[Dataset items]
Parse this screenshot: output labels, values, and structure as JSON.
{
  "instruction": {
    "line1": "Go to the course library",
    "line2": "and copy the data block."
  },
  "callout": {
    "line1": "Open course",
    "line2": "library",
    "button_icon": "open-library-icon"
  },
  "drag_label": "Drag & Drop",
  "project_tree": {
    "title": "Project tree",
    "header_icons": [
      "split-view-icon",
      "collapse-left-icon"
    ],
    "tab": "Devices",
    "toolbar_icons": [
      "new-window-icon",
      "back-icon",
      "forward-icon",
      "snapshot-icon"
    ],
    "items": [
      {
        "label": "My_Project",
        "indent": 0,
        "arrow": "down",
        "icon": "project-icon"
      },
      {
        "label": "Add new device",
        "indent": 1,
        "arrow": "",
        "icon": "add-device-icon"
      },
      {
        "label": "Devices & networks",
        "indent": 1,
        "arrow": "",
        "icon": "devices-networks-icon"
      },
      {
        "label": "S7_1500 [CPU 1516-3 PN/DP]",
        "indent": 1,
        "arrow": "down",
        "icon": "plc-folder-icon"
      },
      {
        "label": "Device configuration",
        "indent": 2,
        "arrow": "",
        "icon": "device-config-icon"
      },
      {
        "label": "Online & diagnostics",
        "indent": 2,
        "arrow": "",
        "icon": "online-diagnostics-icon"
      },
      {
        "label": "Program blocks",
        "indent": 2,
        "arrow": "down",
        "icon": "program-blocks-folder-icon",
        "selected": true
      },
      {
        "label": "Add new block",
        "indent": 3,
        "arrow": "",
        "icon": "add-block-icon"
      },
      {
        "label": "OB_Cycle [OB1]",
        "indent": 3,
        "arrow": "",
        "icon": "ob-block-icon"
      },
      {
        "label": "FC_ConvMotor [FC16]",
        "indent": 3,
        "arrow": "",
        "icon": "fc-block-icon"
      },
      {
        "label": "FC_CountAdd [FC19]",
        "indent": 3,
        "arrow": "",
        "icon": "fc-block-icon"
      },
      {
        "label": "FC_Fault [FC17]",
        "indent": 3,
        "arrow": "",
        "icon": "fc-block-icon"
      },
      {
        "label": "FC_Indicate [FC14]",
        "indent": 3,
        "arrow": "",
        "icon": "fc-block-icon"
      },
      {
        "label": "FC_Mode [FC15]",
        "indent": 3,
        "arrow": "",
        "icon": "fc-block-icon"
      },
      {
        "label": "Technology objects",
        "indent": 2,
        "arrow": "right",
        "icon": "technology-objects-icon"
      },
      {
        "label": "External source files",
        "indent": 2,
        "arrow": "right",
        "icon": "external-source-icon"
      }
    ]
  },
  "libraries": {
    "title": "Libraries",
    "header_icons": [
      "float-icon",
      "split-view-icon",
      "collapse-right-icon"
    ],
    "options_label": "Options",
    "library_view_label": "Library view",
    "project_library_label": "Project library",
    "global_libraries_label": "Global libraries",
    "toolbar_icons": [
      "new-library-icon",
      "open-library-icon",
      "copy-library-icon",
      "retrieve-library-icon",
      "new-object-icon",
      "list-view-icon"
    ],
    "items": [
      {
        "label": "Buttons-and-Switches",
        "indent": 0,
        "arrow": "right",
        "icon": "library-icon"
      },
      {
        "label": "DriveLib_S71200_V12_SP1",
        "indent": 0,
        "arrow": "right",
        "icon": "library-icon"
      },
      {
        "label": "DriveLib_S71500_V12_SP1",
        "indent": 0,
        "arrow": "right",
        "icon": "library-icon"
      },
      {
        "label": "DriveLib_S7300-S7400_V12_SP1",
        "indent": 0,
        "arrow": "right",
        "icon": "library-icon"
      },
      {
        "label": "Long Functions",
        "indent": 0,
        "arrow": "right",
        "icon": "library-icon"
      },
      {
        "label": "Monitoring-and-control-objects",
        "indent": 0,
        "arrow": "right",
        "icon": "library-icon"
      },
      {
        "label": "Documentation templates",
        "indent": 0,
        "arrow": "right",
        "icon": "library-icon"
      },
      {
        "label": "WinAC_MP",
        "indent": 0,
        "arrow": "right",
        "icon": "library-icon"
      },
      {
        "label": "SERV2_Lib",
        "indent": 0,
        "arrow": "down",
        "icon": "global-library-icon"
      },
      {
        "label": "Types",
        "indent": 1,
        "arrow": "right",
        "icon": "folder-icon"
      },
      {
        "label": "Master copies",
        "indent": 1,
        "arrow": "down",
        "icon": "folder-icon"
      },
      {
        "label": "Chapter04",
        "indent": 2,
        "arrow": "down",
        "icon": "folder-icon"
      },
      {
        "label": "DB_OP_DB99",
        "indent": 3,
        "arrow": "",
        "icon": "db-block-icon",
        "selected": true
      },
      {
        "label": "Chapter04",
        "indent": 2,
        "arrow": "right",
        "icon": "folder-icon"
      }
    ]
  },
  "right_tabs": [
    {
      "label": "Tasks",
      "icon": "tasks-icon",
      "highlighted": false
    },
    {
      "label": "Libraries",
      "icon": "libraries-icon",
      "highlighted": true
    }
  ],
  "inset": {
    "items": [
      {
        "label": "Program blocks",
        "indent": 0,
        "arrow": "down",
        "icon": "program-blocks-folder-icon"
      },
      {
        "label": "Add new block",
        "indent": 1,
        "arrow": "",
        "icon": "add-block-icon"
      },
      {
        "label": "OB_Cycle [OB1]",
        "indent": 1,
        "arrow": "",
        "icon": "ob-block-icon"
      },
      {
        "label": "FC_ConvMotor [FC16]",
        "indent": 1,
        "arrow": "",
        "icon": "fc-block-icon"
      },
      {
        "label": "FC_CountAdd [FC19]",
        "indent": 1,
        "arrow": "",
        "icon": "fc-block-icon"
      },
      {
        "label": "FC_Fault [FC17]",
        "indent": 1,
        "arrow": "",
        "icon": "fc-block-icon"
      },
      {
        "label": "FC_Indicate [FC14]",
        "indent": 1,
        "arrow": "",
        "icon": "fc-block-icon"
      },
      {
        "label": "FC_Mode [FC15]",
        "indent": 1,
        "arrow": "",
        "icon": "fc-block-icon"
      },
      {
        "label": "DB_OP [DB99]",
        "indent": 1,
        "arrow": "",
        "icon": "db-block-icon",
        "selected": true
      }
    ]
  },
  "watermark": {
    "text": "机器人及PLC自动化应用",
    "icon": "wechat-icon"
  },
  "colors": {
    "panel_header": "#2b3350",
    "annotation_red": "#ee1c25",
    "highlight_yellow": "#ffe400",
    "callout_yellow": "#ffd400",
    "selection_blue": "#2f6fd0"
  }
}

■ WHAT THE TASK REQUIRES ■
Reproduce each record shown above without altering a single word.

■ COMPLETE RESPONSE ■
Parse this screenshot: output labels, values, and structure as JSON.
{
  "instruction": {
    "line1": "Go to the course library",
    "line2": "and copy the data block."
  },
  "callout": {
    "line1": "Open course",
    "line2": "library",
    "button_icon": "open-library-icon"
  },
  "drag_label": "Drag & Drop",
  "project_tree": {
    "title": "Project tree",
    "header_icons": [
      "split-view-icon",
      "collapse-left-icon"
    ],
    "tab": "Devices",
    "toolbar_icons": [
      "new-window-icon",
      "back-icon",
      "forward-icon",
      "snapshot-icon"
    ],
    "items": [
      {
        "label": "My_Project",
        "indent": 0,
        "arrow": "down",
        "icon": "project-icon"
      },
      {
        "label": "Add new device",
        "indent": 1,
        "arrow": "",
        "icon": "add-device-icon"
      },
      {
        "label": "Devices & networks",
        "indent": 1,
        "arrow": "",
        "icon": "devices-networks-icon"
      },
      {
        "label": "S7_1500 [CPU 1516-3 PN/DP]",
        "indent": 1,
        "arrow": "down",
        "icon": "plc-folder-icon"
      },
      {
        "label": "Device configuration",
        "indent": 2,
        "arrow": "",
        "icon": "device-config-icon"
      },
      {
        "label": "Online & diagnostics",
        "indent": 2,
        "arrow": "",
        "icon": "online-diagnostics-icon"
      },
      {
        "label": "Program blocks",
        "indent": 2,
        "arrow": "down",
        "icon": "program-blocks-folder-icon",
        "selected": true
      },
      {
        "label": "Add new block",
        "indent": 3,
        "arrow": "",
        "icon": "add-block-icon"
      },
      {
        "label": "OB_Cycle [OB1]",
        "indent": 3,
        "arrow": "",
        "icon": "ob-block-icon"
      },
      {
        "label": "FC_ConvMotor [FC16]",
        "indent": 3,
        "arrow": "",
        "icon": "fc-block-icon"
      },
      {
        "label": "FC_CountAdd [FC19]",
        "indent": 3,
        "arrow": "",
        "icon": "fc-block-icon"
      },
      {
        "label": "FC_Fault [FC17]",
        "indent": 3,
        "arrow": "",
        "icon": "fc-block-icon"
      },
      {
        "label": "FC_Indicate [FC14]",
        "indent": 3,
        "arrow": "",
        "icon": "fc-block-icon"
      },
      {
        "label": "FC_Mode [FC15]",
        "indent": 3,
        "arrow": "",
        "icon": "fc-block-icon"
      },
      {
        "label": "Technology objects",
        "indent": 2,
        "arrow": "right",
        "icon": "technology-objects-icon"
      },
      {
        "label": "External source files",
        "indent": 2,
        "arrow": "right",
        "icon": "external-source-icon"
      }
    ]
  },
  "libraries": {
    "title": "Libraries",
    "header_icons": [
      "float-icon",
      "split-view-icon",
      "collapse-right-icon"
    ],
    "options_label": "Options",
    "library_view_label": "Library view",
    "project_library_label": "Project library",
    "global_libraries_label": "Global libraries",
    "toolbar_icons": [
      "new-library-icon",
      "open-library-icon",
      "copy-library-icon",
      "retrieve-library-icon",
      "new-object-icon",
      "list-view-icon"
    ],
    "items": [
      {
        "label": "Buttons-and-Switches",
        "indent": 0,
        "arrow": "right",
        "icon": "library-icon"
      },
      {
        "label": "DriveLib_S71200_V12_SP1",
        "indent": 0,
        "arrow": "right",
        "icon": "library-icon"
      },
      {
        "label": "DriveLib_S71500_V12_SP1",
        "indent": 0,
        "arrow": "right",
        "icon": "library-icon"
      },
      {
        "label": "DriveLib_S7300-S7400_V12_SP1",
        "indent": 0,
        "arrow": "right",
        "icon": "library-icon"
      },
      {
        "label": "Long Functions",
        "indent": 0,
        "arrow": "right",
        "icon": "library-icon"
      },
      {
        "label": "Monitoring-and-control-objects",
        "indent": 0,
        "arrow": "right",
        "icon": "library-icon"
      },
      {
        "label": "Documentation templates",
        "indent": 0,
        "arrow": "right",
        "icon": "library-icon"
      },
      {
        "label": "WinAC_MP",
        "indent": 0,
        "arrow": "right",
        "icon": "library-icon"
      },
      {
        "label": "SERV2_Lib",
        "indent": 0,
        "arrow": "down",
        "icon": "global-library-icon"
      },
      {
        "label": "Types",
        "indent": 1,
        "arrow": "right",
        "icon": "folder-icon"
      },
      {
        "label": "Master copies",
        "indent": 1,
        "arrow": "down",
        "icon": "folder-icon"
      },
      {
        "label": "Chapter04",
        "indent": 2,
        "arrow": "down",
        "icon": "folder-icon"
      },
      {
        "label": "DB_OP_DB99",
        "indent": 3,
        "arrow": "",
        "icon": "db-block-icon",
        "selected": true
      },
      {
        "label": "Chapter04",
        "indent": 2,
        "arrow": "right",
        "icon": "folder-icon"
      }
    ]
  },
  "right_tabs": [
    {
      "label": "Tasks",
      "icon": "tasks-icon",
      "highlighted": false
    },
    {
      "label": "Libraries",
      "icon": "libraries-icon",
      "highlighted": true
    }
  ],
  "inset": {
    "items": [
      {
        "label": "Program blocks",
        "indent": 0,
        "arrow": "down",
        "icon": "program-blocks-folder-icon"
      },
      {
        "label": "Add new block",
        "indent": 1,
        "arrow": "",
        "icon": "add-block-icon"
      },
      {
        "label": "OB_Cycle [OB1]",
        "indent": 1,
        "arrow": "",
        "icon": "ob-block-icon"
      },
      {
        "label": "FC_ConvMotor [FC16]",
        "indent": 1,
        "arrow": "",
        "icon": "fc-block-icon"
      },
      {
        "label": "FC_CountAdd [FC19]",
        "indent": 1,
        "arrow": "",
        "icon": "fc-block-icon"
      },
      {
        "label": "FC_Fault [FC17]",
        "indent": 1,
        "arrow": "",
        "icon": "fc-block-icon"
      },
      {
        "label": "FC_Indicate [FC14]",
        "indent": 1,
        "arrow": "",
        "icon": "fc-block-icon"
      },
      {
        "label": "FC_Mode [FC15]",
        "indent": 1,
        "arrow": "",
        "icon": "fc-block-icon"
      },
      {
        "label": "DB_OP [DB99]",
        "indent": 1,
        "arrow": "",
        "icon": "db-block-icon",
        "selected": true
      }
    ]
  },
  "watermark": {
    "text": "机器人及PLC自动化应用",
    "icon": "wechat-icon"
  },
  "colors": {
    "panel_header": "#2b3350",
    "annotation_red": "#ee1c25",
    "highlight_yellow": "#ffe400",
    "callout_yellow": "#ffd400",
    "selection_blue": "#2f6fd0"
  }
}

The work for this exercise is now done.